● WRITTEN INSTRUCTION
Select, from the data, each line where "Google" occurs.

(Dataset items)

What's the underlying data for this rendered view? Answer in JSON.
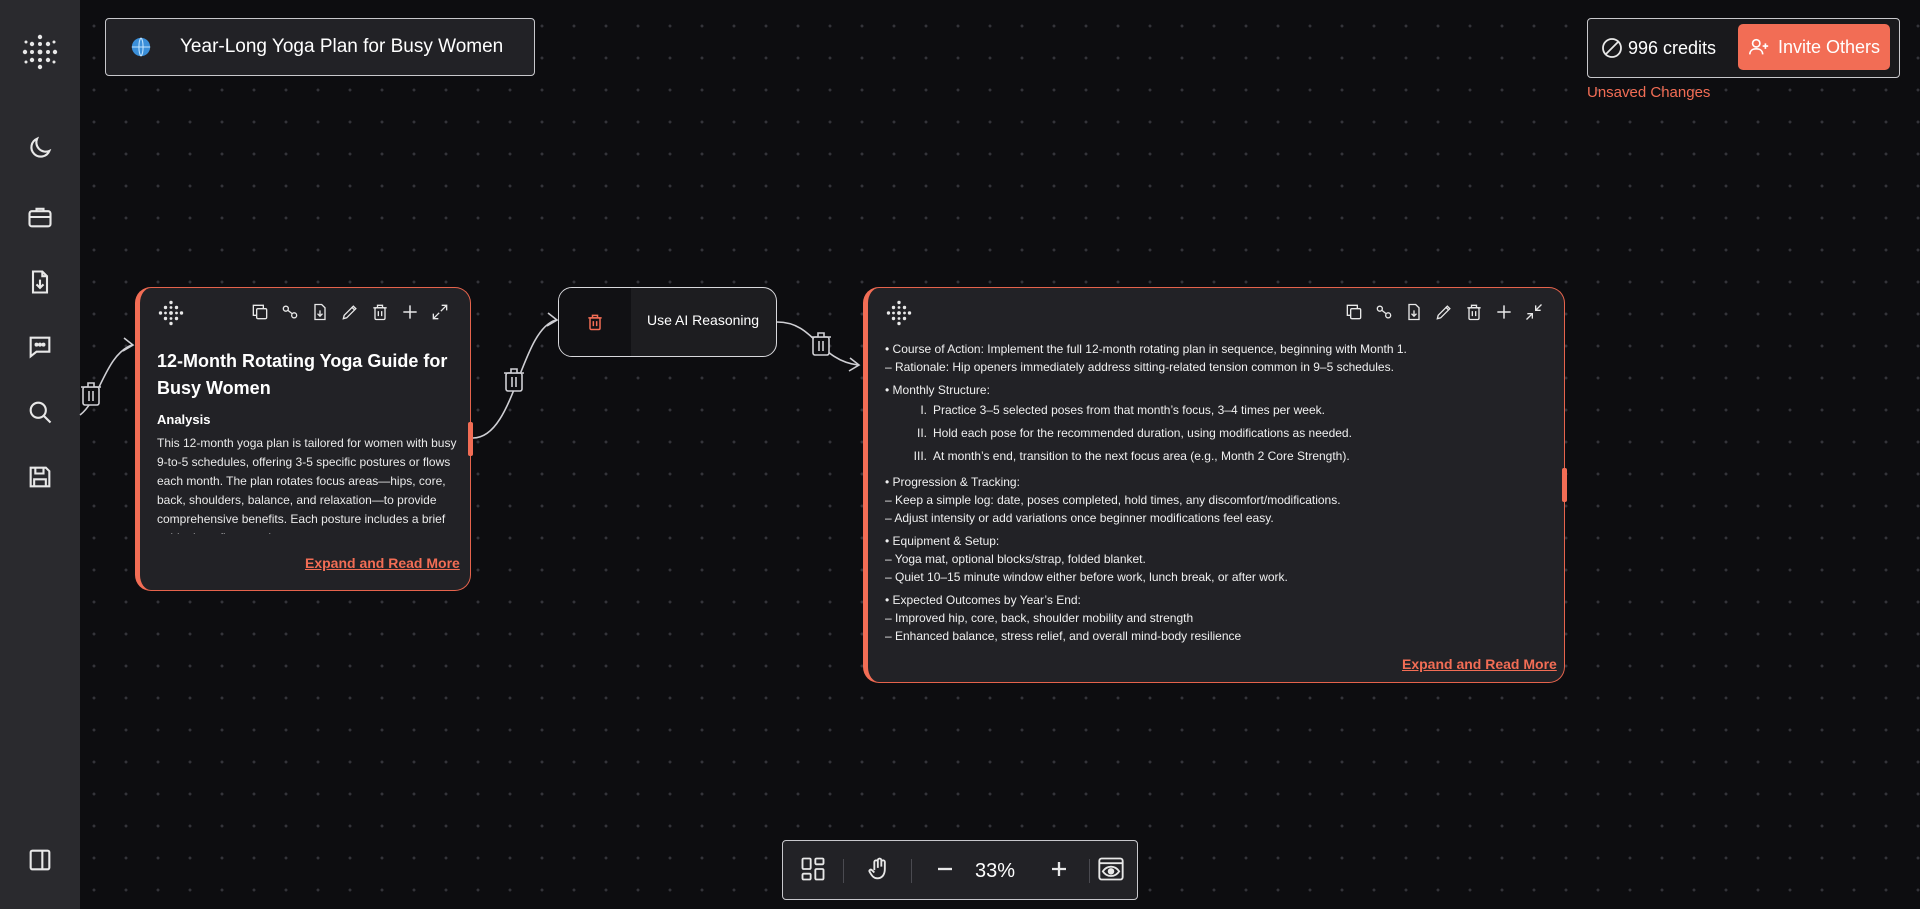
{
  "project": {
    "title": "Year-Long Yoga Plan for Busy Women"
  },
  "header": {
    "credits": "996 credits",
    "invite_label": "Invite Others",
    "unsaved": "Unsaved Changes"
  },
  "sidebar": {
    "icons": [
      "logo-icon",
      "moon-icon",
      "briefcase-icon",
      "file-download-icon",
      "chat-icon",
      "search-icon",
      "save-icon",
      "panel-toggle-icon"
    ]
  },
  "colors": {
    "accent": "#f26d55",
    "background": "#0d0d10",
    "sidebar": "#2a2a2e",
    "card": "#222226"
  },
  "node_analysis": {
    "title": "12-Month Rotating Yoga Guide for Busy Women",
    "subtitle": "Analysis",
    "body": "This 12-month yoga plan is tailored for women with busy 9-to-5 schedules, offering 3-5 specific postures or flows each month. The plan rotates focus areas—hips, core, back, shoulders, balance, and relaxation—to provide comprehensive benefits. Each posture includes a brief guide, benefits, step-by-step",
    "read_more": "Expand and Read More"
  },
  "node_reasoning": {
    "label": "Use AI Reasoning"
  },
  "node_result": {
    "lines": [
      "• Course of Action: Implement the full 12-month rotating plan in sequence, beginning with Month 1.",
      "– Rationale: Hip openers immediately address sitting-related tension common in 9–5 schedules.",
      "• Monthly Structure:"
    ],
    "steps": [
      {
        "num": "I.",
        "text": "Practice 3–5 selected poses from that month’s focus, 3–4 times per week."
      },
      {
        "num": "II.",
        "text": "Hold each pose for the recommended duration, using modifications as needed."
      },
      {
        "num": "III.",
        "text": "At month’s end, transition to the next focus area (e.g., Month 2 Core Strength)."
      }
    ],
    "lines2": [
      "• Progression & Tracking:",
      "– Keep a simple log: date, poses completed, hold times, any discomfort/modifications.",
      "– Adjust intensity or add variations once beginner modifications feel easy.",
      "• Equipment & Setup:",
      "– Yoga mat, optional blocks/strap, folded blanket.",
      "– Quiet 10–15 minute window either before work, lunch break, or after work.",
      "• Expected Outcomes by Year’s End:",
      "– Improved hip, core, back, shoulder mobility and strength",
      "– Enhanced balance, stress relief, and overall mind-body resilience"
    ],
    "read_more": "Expand and Read More"
  },
  "bottom_bar": {
    "zoom": "33%"
  }
}
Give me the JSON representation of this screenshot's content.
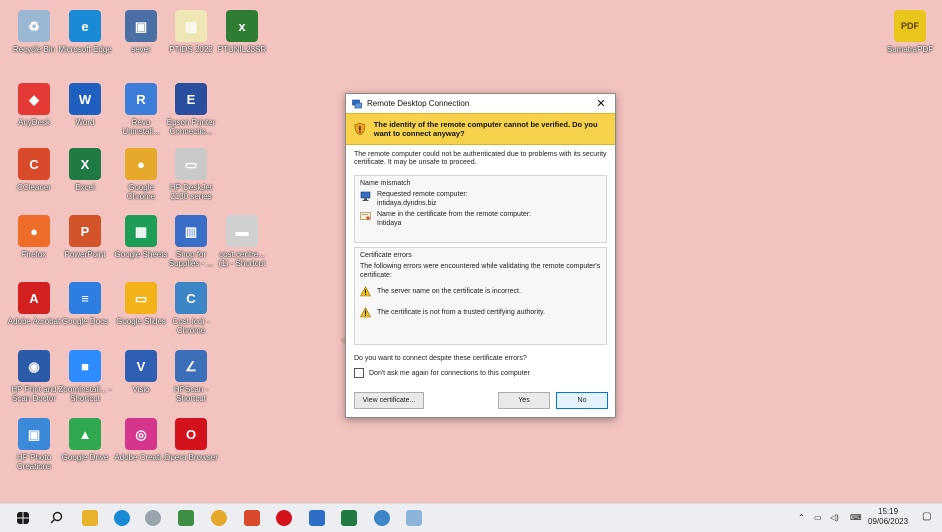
{
  "desktop": {
    "icons": [
      {
        "label": "Recycle Bin",
        "color": "#9bb7d4",
        "glyph": "♻"
      },
      {
        "label": "Microsoft Edge",
        "color": "#1b8ad6",
        "glyph": "e"
      },
      {
        "label": "sever",
        "color": "#4a6fa5",
        "glyph": "▣"
      },
      {
        "label": "PTIDS 2022",
        "color": "#efe6b6",
        "glyph": "▤"
      },
      {
        "label": "PTUNIL23SR",
        "color": "#2e7d32",
        "glyph": "x"
      },
      {
        "label": "AnyDesk",
        "color": "#e53935",
        "glyph": "◆"
      },
      {
        "label": "Word",
        "color": "#1e5fbf",
        "glyph": "W"
      },
      {
        "label": "Revo Uninstall...",
        "color": "#3b7dd8",
        "glyph": "R"
      },
      {
        "label": "Epson Printer Connectio...",
        "color": "#2a4f9e",
        "glyph": "E"
      },
      {
        "label": "CCleaner",
        "color": "#d84a2a",
        "glyph": "C"
      },
      {
        "label": "Excel",
        "color": "#1f7a43",
        "glyph": "X"
      },
      {
        "label": "Google Chrome",
        "color": "#e5a82a",
        "glyph": "●"
      },
      {
        "label": "HP DeskJet 2130 series",
        "color": "#c9c9c9",
        "glyph": "▭"
      },
      {
        "label": "Firefox",
        "color": "#ef6d2a",
        "glyph": "●"
      },
      {
        "label": "PowerPoint",
        "color": "#d3542b",
        "glyph": "P"
      },
      {
        "label": "Google Sheets",
        "color": "#1e9d58",
        "glyph": "▦"
      },
      {
        "label": "Shop for Supplies - ...",
        "color": "#3a6dc8",
        "glyph": "▥"
      },
      {
        "label": "cost.centre... (1) - Shortcut",
        "color": "#d0d0d0",
        "glyph": "▬"
      },
      {
        "label": "Adobe Acrobat",
        "color": "#d32020",
        "glyph": "A"
      },
      {
        "label": "Google Docs",
        "color": "#2e7de0",
        "glyph": "≡"
      },
      {
        "label": "Google Slides",
        "color": "#f2b31a",
        "glyph": "▭"
      },
      {
        "label": "Cost (cc) - Chrome",
        "color": "#3d86c6",
        "glyph": "C"
      },
      {
        "label": "HP Print and Scan Doctor",
        "color": "#2b5aa8",
        "glyph": "◉"
      },
      {
        "label": "ZoomInstall... - Shortcut",
        "color": "#2d8cff",
        "glyph": "■"
      },
      {
        "label": "Visio",
        "color": "#2f5fb3",
        "glyph": "V"
      },
      {
        "label": "HPScan - Shortcut",
        "color": "#3c6fb8",
        "glyph": "∠"
      },
      {
        "label": "HP Photo Creations",
        "color": "#3c89d9",
        "glyph": "▣"
      },
      {
        "label": "Google Drive",
        "color": "#2fa84f",
        "glyph": "▲"
      },
      {
        "label": "Adobe Creati...",
        "color": "#d6358e",
        "glyph": "◎"
      },
      {
        "label": "Opera Browser",
        "color": "#d3121e",
        "glyph": "O"
      },
      {
        "label": "SumatraPDF",
        "color": "#e8c61c",
        "glyph": "PDF"
      }
    ]
  },
  "dialog": {
    "title": "Remote Desktop Connection",
    "close": "✕",
    "warning": "The identity of the remote computer cannot be verified. Do you want to connect anyway?",
    "description": "The remote computer could not be authenticated due to problems with its security certificate. It may be unsafe to proceed.",
    "name_mismatch": {
      "title": "Name mismatch",
      "requested_label": "Requested remote computer:",
      "requested_value": "intidaya.dyndns.biz",
      "cert_label": "Name in the certificate from the remote computer:",
      "cert_value": "Intidaya"
    },
    "cert_errors": {
      "title": "Certificate errors",
      "intro": "The following errors were encountered while validating the remote computer's certificate:",
      "errors": [
        "The server name on the certificate is incorrect.",
        "The certificate is not from a trusted certifying authority."
      ]
    },
    "question": "Do you want to connect despite these certificate errors?",
    "checkbox": "Don't ask me again for connections to this computer",
    "view_cert": "View certificate...",
    "yes": "Yes",
    "no": "No"
  },
  "taskbar": {
    "time": "15:19",
    "date": "09/06/2023"
  }
}
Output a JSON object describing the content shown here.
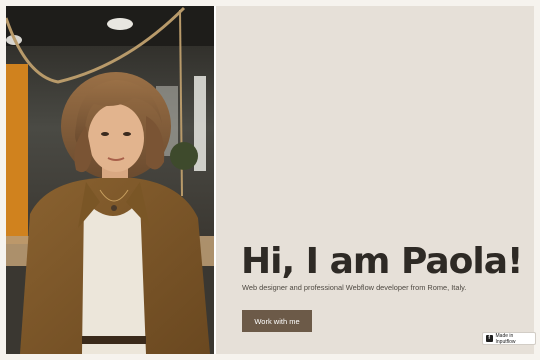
{
  "hero": {
    "image_alt": "Portrait of a woman with curly short hair in a brown shirt standing in an office",
    "headline": "Hi, I am Paola!",
    "subtitle": "Web designer and professional Webflow developer from Rome, Italy.",
    "cta_label": "Work with me"
  },
  "badge": {
    "icon": "f",
    "label": "Made in Inputflow"
  },
  "colors": {
    "panel": "#e6e0d8",
    "headline": "#2e2a25",
    "button": "#6c5a48"
  }
}
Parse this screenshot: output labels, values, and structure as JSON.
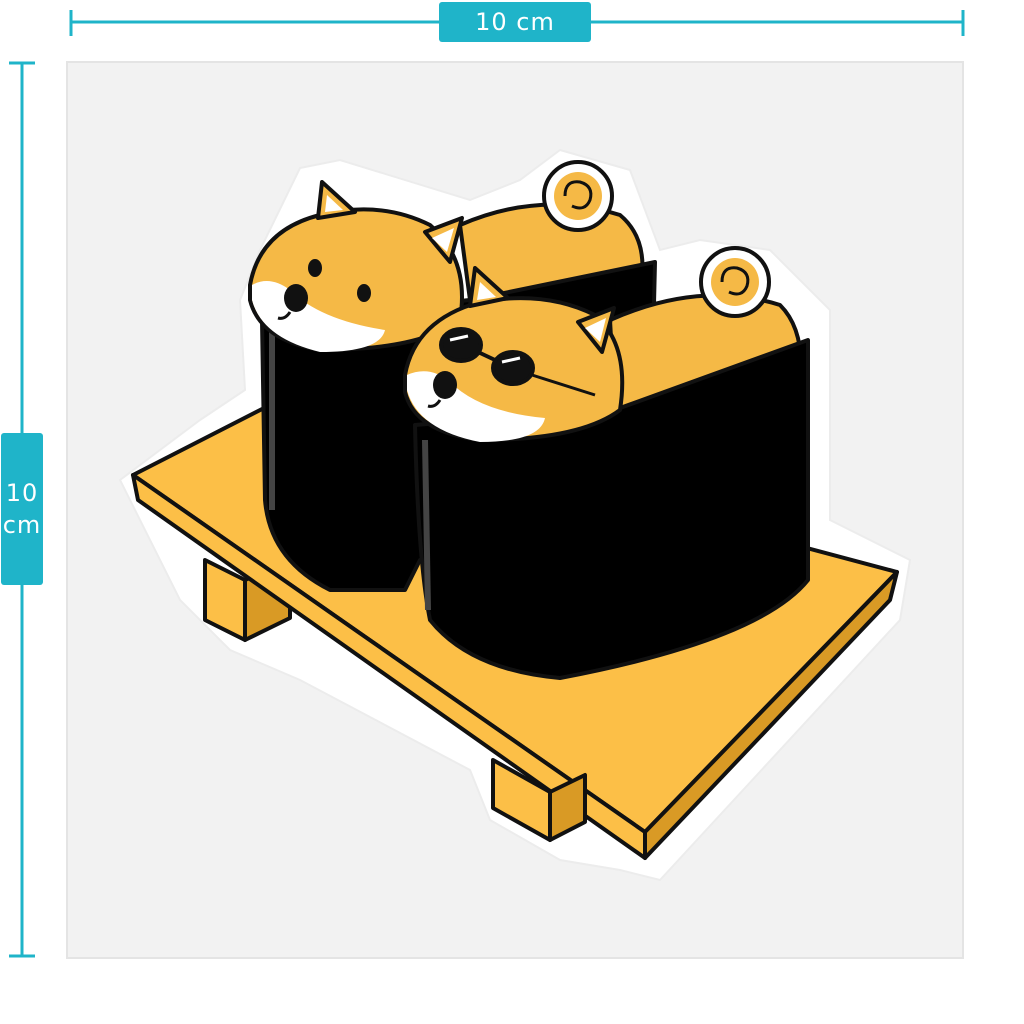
{
  "dimensions": {
    "width_value": "10",
    "width_unit": "cm",
    "height_value": "10",
    "height_unit": "cm"
  },
  "artwork": {
    "icons": [
      "shiba-inu-dog-icon",
      "shiba-with-sunglasses-icon",
      "nori-seaweed-wrap-icon",
      "sushi-geta-board-icon"
    ]
  },
  "colors": {
    "accent": "#1fb4c9",
    "sticker_bg": "#f2f2f2",
    "dog_fur": "#f5b946",
    "board": "#fcbf47",
    "nori": "#000000"
  }
}
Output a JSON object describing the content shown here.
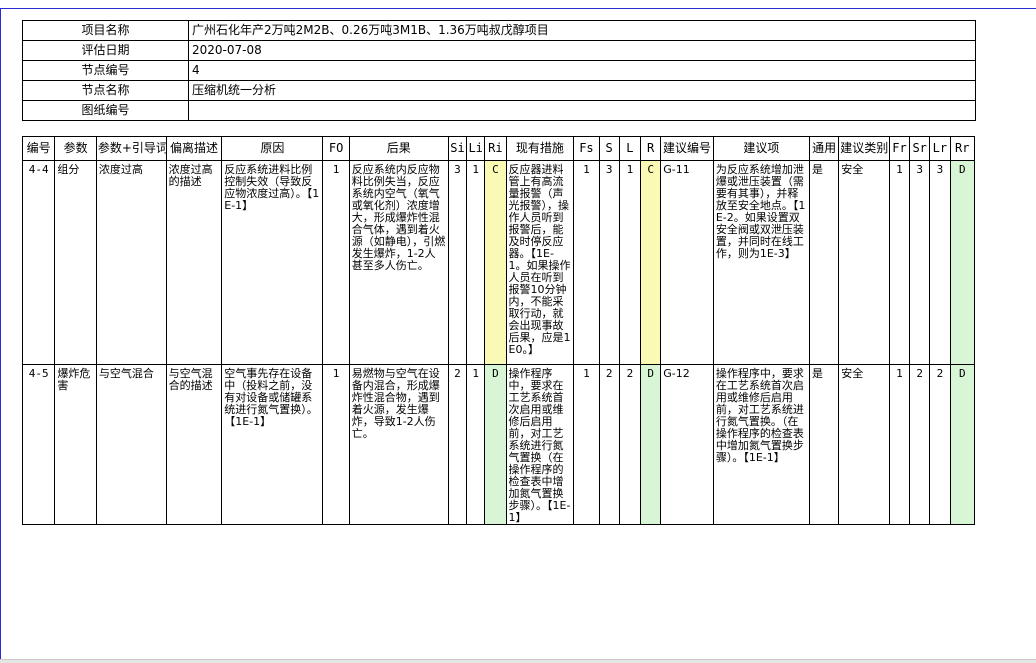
{
  "info": [
    {
      "label": "项目名称",
      "value": "广州石化年产2万吨2M2B、0.26万吨3M1B、1.36万吨叔戊醇项目"
    },
    {
      "label": "评估日期",
      "value": "2020-07-08"
    },
    {
      "label": "节点编号",
      "value": "4"
    },
    {
      "label": "节点名称",
      "value": "压缩机统一分析"
    },
    {
      "label": "图纸编号",
      "value": ""
    }
  ],
  "headers": [
    "编号",
    "参数",
    "参数+引导词",
    "偏离描述",
    "原因",
    "FO",
    "后果",
    "Si",
    "Li",
    "Ri",
    "现有措施",
    "Fs",
    "S",
    "L",
    "R",
    "建议编号",
    "建议项",
    "通用",
    "建议类别",
    "Fr",
    "Sr",
    "Lr",
    "Rr"
  ],
  "rows": [
    {
      "id": "4-4",
      "param": "组分",
      "guideword": "浓度过高",
      "deviation": "浓度过高的描述",
      "cause": "反应系统进料比例控制失效（导致反应物浓度过高）。【1E-1】",
      "fo": "1",
      "consequence": "反应系统内反应物料比例失当，反应系统内空气（氧气或氧化剂）浓度增大，形成爆炸性混合气体，遇到着火源（如静电），引燃发生爆炸，1-2人甚至多人伤亡。",
      "si": "3",
      "li": "1",
      "ri": "C",
      "safeguard": "反应器进料管上有高流量报警（声光报警），操作人员听到报警后，能及时停反应器。【1E-1。如果操作人员在听到报警10分钟内，不能采取行动，就会出现事故后果，应是1E0。】",
      "fs": "1",
      "s": "3",
      "l": "1",
      "r": "C",
      "rec_id": "G-11",
      "recommendation": "为反应系统增加泄爆或泄压装置（需要有其事），并释放至安全地点。【1E-2。如果设置双安全阀或双泄压装置，并同时在线工作，则为1E-3】",
      "general": "是",
      "category": "安全",
      "fr": "1",
      "sr": "3",
      "lr": "3",
      "rr": "D"
    },
    {
      "id": "4-5",
      "param": "爆炸危害",
      "guideword": "与空气混合",
      "deviation": "与空气混合的描述",
      "cause": "空气事先存在设备中（投料之前，没有对设备或储罐系统进行氮气置换）。【1E-1】",
      "fo": "1",
      "consequence": "易燃物与空气在设备内混合，形成爆炸性混合物，遇到着火源，发生爆炸，导致1-2人伤亡。",
      "si": "2",
      "li": "1",
      "ri": "D",
      "safeguard": "操作程序中，要求在工艺系统首次启用或维修后启用前，对工艺系统进行氮气置换（在操作程序的检查表中增加氮气置换步骤）。【1E-1】",
      "fs": "1",
      "s": "2",
      "l": "2",
      "r": "D",
      "rec_id": "G-12",
      "recommendation": "操作程序中，要求在工艺系统首次启用或维修后启用前，对工艺系统进行氮气置换。（在操作程序的检查表中增加氮气置换步骤）。【1E-1】",
      "general": "是",
      "category": "安全",
      "fr": "1",
      "sr": "2",
      "lr": "2",
      "rr": "D"
    }
  ]
}
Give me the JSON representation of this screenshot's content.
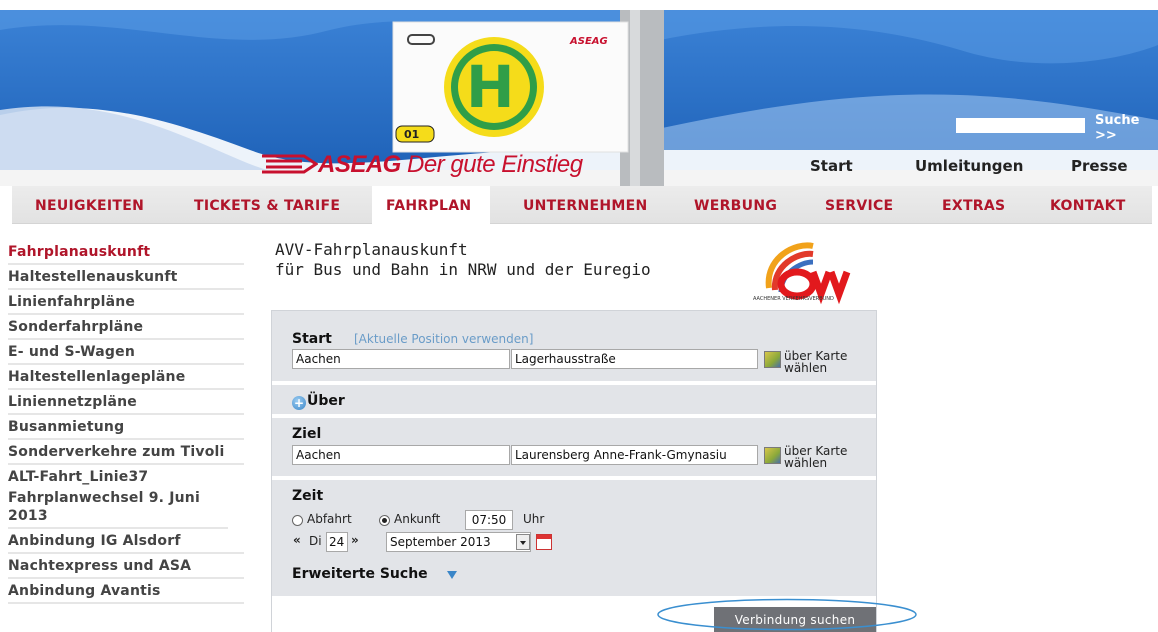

● RESPONSE TO THIS TASK
        "label": "Google Chrome",
        "label": "Google Sheets",
        "label": "Google Docs",
        "label": "Google Slides",
        "label": "Google Drive",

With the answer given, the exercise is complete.